* _WHAT IS NEEDED_
Extract the lines beginning at the one that holds "Parse this screenshot: output" and ending at the final line of the material below, keeping them exact and leaving out all pictures.

* _RECORDS FOR THIS EXERCISE_
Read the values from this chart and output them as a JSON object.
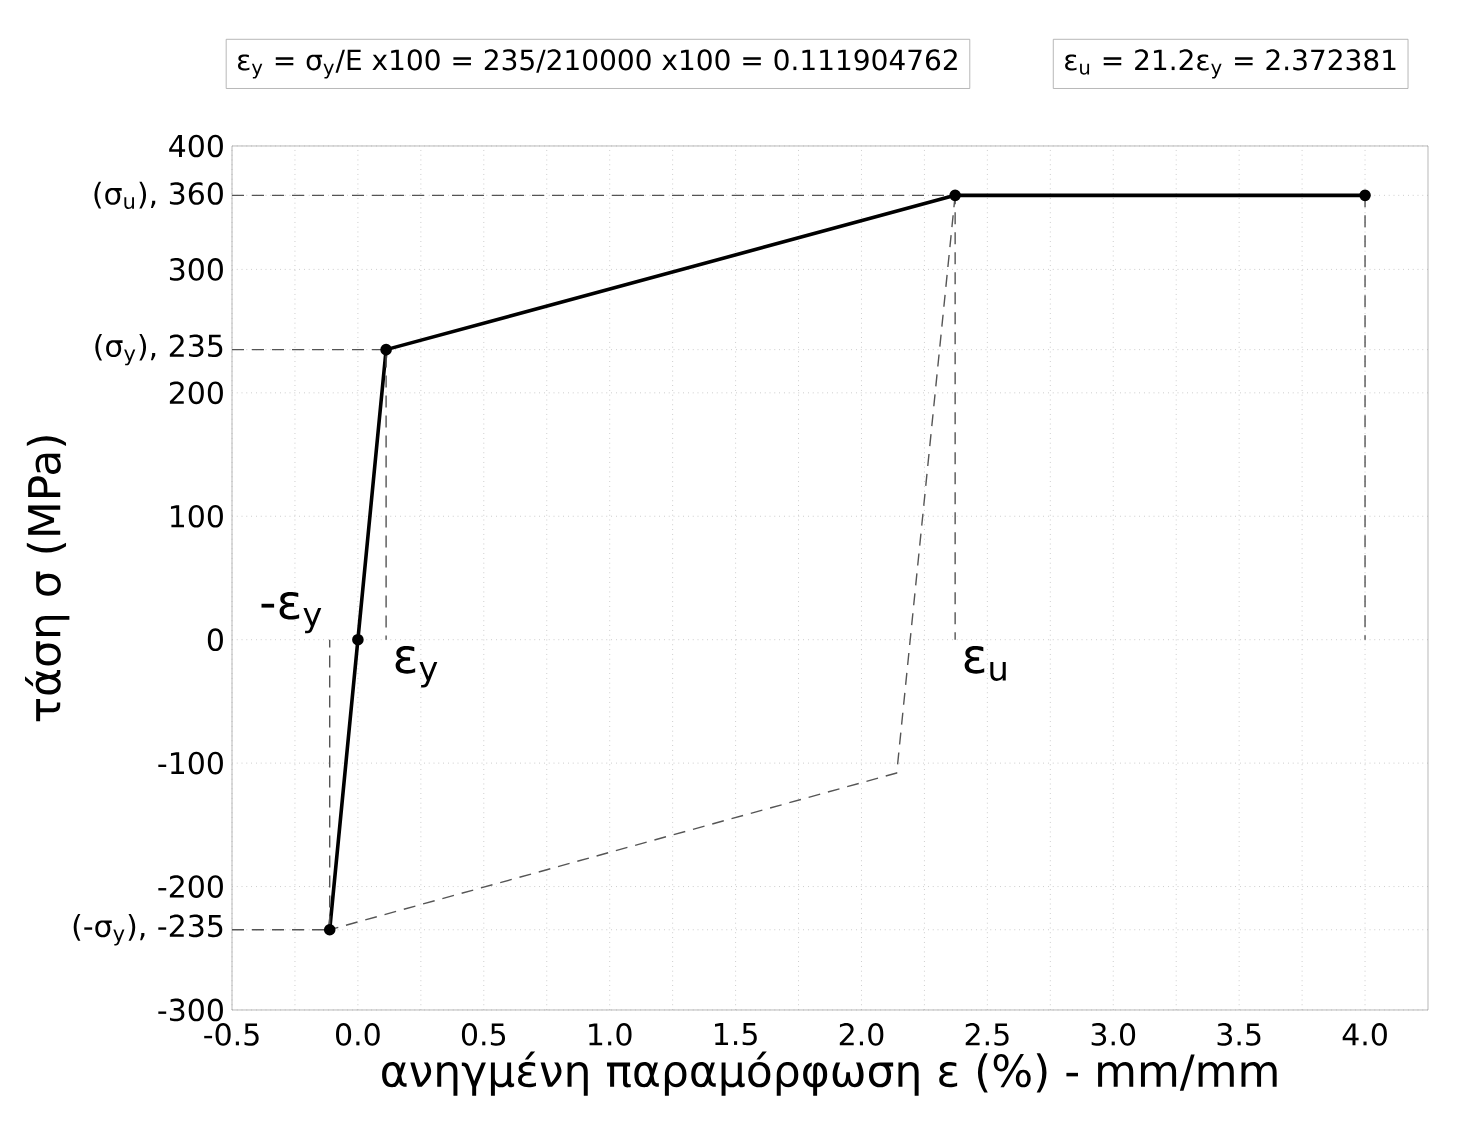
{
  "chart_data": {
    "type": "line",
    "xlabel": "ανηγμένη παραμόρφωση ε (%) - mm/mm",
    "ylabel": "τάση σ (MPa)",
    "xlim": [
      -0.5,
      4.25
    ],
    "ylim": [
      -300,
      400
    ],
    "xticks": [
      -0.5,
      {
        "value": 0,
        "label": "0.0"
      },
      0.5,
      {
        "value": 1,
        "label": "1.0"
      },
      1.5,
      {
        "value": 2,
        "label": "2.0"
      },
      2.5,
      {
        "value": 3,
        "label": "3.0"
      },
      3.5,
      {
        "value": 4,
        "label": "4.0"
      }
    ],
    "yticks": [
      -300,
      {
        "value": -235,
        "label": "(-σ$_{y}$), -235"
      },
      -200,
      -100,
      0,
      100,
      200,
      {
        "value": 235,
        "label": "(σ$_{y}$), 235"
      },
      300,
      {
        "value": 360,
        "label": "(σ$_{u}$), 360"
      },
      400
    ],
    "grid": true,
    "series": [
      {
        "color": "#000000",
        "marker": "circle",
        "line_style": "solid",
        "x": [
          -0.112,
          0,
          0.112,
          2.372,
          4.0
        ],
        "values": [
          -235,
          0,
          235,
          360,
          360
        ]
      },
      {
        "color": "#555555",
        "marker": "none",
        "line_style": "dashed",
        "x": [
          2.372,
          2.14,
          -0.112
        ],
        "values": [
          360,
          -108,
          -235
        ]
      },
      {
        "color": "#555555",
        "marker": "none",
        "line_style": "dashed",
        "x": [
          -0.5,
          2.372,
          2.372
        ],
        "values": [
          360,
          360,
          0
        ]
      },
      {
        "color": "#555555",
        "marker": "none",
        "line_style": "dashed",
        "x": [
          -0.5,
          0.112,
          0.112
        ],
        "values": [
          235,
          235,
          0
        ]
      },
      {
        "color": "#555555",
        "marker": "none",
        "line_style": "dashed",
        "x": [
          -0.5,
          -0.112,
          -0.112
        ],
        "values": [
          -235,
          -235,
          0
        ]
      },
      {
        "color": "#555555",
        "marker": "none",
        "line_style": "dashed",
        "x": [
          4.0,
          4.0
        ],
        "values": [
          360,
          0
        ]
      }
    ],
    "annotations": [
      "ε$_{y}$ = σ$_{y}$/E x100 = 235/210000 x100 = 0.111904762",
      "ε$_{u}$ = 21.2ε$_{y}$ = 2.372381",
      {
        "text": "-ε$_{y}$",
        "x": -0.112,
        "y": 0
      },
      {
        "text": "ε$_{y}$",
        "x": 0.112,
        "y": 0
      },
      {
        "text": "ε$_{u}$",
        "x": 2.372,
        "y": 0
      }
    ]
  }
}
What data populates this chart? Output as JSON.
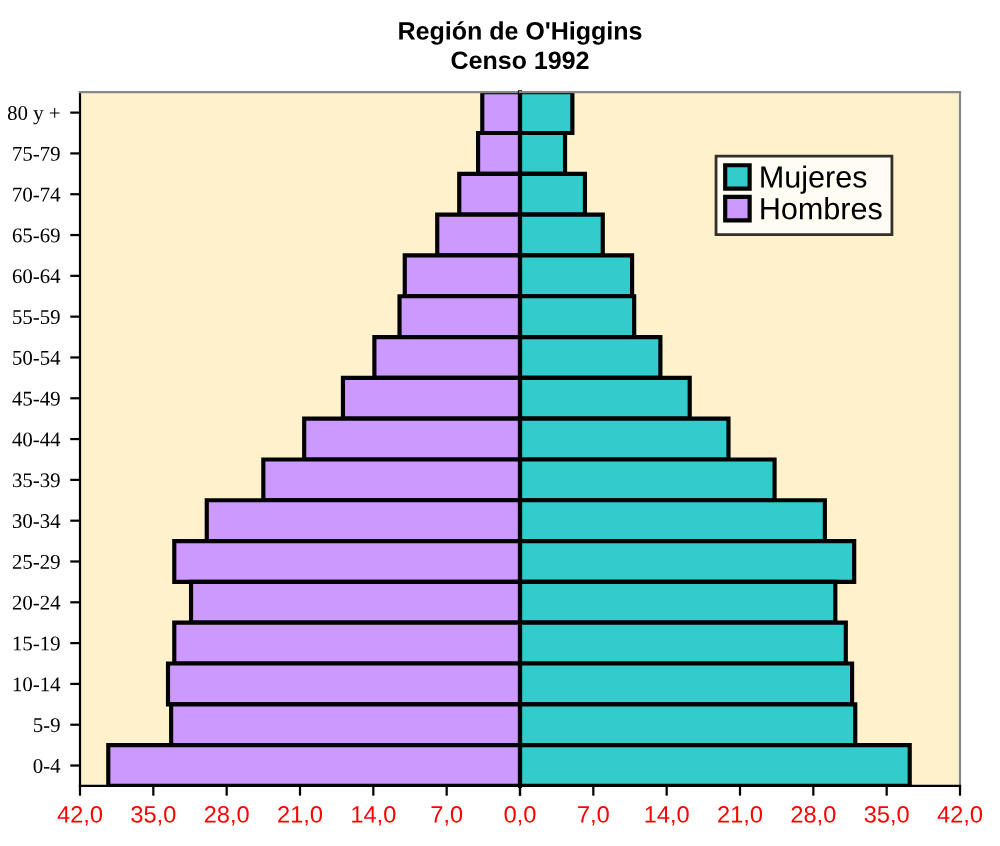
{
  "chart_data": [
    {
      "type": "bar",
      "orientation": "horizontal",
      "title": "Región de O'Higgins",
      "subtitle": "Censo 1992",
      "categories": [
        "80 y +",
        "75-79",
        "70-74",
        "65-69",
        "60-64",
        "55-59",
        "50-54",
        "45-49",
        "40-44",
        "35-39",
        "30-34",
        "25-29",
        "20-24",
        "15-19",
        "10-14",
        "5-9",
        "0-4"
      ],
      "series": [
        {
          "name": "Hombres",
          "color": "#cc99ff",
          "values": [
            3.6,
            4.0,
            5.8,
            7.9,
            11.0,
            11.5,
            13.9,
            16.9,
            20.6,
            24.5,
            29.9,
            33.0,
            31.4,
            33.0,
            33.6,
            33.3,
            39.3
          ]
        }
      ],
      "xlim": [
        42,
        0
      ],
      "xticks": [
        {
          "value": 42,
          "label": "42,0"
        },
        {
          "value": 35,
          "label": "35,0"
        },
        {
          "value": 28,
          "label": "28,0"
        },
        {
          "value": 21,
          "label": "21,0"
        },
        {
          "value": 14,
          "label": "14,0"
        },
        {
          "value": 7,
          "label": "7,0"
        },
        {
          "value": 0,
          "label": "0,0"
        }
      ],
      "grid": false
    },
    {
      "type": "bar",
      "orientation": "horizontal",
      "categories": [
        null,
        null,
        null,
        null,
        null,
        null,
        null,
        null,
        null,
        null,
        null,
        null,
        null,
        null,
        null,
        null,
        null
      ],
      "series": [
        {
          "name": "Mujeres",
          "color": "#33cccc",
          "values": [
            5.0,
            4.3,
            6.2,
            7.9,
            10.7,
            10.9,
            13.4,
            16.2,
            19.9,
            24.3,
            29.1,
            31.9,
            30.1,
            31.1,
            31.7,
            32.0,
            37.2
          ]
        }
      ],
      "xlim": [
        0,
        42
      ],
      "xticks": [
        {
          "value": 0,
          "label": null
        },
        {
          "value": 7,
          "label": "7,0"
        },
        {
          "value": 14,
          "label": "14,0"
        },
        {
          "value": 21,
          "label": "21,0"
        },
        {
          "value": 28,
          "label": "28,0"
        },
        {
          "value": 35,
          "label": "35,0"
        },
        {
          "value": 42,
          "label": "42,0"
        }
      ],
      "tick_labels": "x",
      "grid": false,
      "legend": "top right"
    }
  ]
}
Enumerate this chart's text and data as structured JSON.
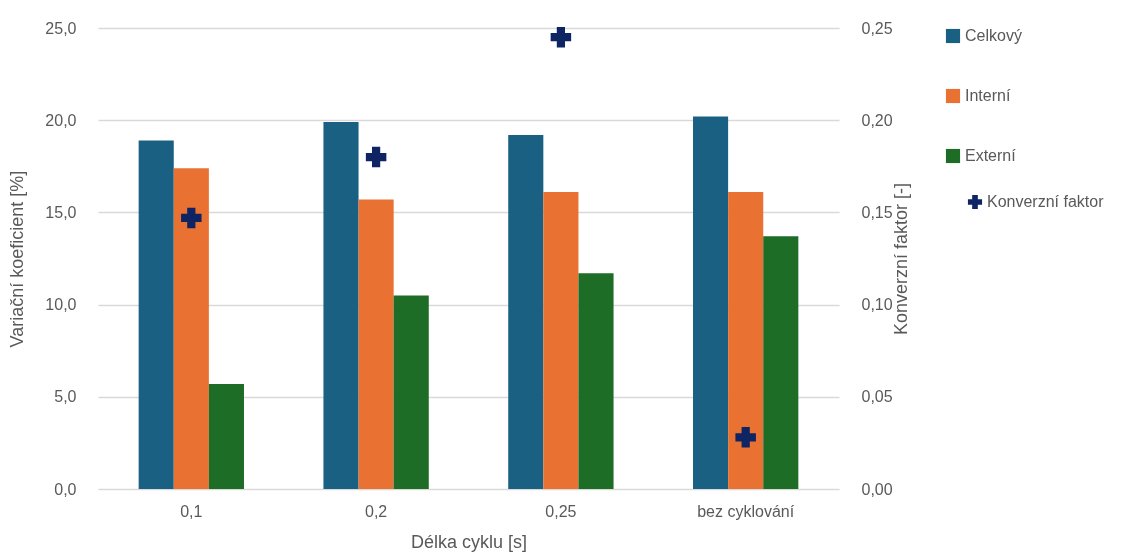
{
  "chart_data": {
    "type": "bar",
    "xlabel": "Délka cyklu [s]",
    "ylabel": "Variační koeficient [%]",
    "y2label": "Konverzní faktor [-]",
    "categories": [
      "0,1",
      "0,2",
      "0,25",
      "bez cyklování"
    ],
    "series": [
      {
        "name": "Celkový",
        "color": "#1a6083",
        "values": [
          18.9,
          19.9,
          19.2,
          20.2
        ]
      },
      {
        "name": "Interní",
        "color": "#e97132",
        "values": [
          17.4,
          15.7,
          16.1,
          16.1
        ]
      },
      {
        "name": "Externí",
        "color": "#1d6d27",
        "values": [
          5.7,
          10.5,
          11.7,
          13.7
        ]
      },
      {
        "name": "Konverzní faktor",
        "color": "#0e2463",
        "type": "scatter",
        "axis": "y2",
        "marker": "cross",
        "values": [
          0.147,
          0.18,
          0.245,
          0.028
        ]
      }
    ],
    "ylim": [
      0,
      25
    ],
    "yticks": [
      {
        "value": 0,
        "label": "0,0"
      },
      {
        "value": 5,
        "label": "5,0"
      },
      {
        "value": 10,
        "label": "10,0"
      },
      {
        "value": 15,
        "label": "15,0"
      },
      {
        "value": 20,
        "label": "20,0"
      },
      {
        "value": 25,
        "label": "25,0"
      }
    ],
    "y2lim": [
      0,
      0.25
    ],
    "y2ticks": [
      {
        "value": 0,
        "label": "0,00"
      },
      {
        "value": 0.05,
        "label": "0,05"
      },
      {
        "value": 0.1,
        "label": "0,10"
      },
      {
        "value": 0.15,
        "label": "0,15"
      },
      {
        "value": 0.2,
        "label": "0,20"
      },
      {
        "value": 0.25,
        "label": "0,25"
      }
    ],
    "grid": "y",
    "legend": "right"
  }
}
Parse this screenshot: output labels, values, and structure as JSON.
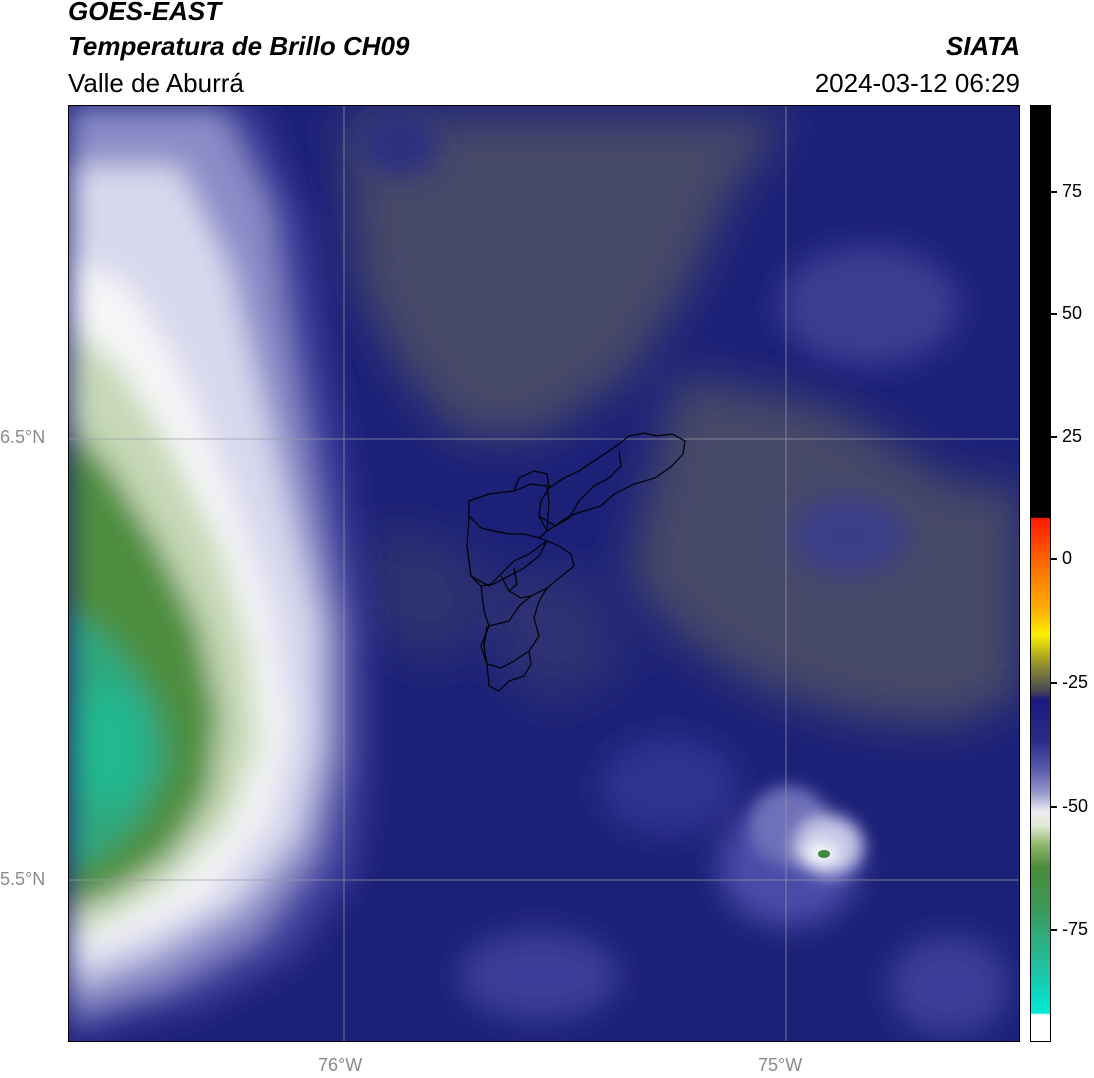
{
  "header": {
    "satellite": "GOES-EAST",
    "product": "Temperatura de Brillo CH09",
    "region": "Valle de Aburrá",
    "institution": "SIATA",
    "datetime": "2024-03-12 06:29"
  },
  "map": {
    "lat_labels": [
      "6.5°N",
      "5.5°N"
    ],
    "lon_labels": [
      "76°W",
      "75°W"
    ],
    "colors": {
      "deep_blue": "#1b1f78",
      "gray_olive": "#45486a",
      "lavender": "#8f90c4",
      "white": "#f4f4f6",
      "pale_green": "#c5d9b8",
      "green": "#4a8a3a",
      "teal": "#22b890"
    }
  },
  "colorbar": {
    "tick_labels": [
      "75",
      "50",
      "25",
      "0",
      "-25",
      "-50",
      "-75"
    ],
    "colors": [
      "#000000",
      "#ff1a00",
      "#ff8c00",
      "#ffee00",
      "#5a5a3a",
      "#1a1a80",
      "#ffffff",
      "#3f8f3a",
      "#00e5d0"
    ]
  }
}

* _CORRECT OUTPUT_
Parse this screenshot: output labels, values, and structure as JSON.
{
  "header": {
    "satellite": "GOES-EAST",
    "product": "Temperatura de Brillo CH09",
    "region": "Valle de Aburrá",
    "institution": "SIATA",
    "datetime": "2024-03-12 06:29"
  },
  "map": {
    "lat_labels": [
      "6.5°N",
      "5.5°N"
    ],
    "lon_labels": [
      "76°W",
      "75°W"
    ],
    "colors": {
      "deep_blue": "#1b1f78",
      "gray_olive": "#45486a",
      "lavender": "#8f90c4",
      "white": "#f4f4f6",
      "pale_green": "#c5d9b8",
      "green": "#4a8a3a",
      "teal": "#22b890"
    }
  },
  "colorbar": {
    "tick_labels": [
      "75",
      "50",
      "25",
      "0",
      "-25",
      "-50",
      "-75"
    ],
    "colors": [
      "#000000",
      "#ff1a00",
      "#ff8c00",
      "#ffee00",
      "#5a5a3a",
      "#1a1a80",
      "#ffffff",
      "#3f8f3a",
      "#00e5d0"
    ]
  }
}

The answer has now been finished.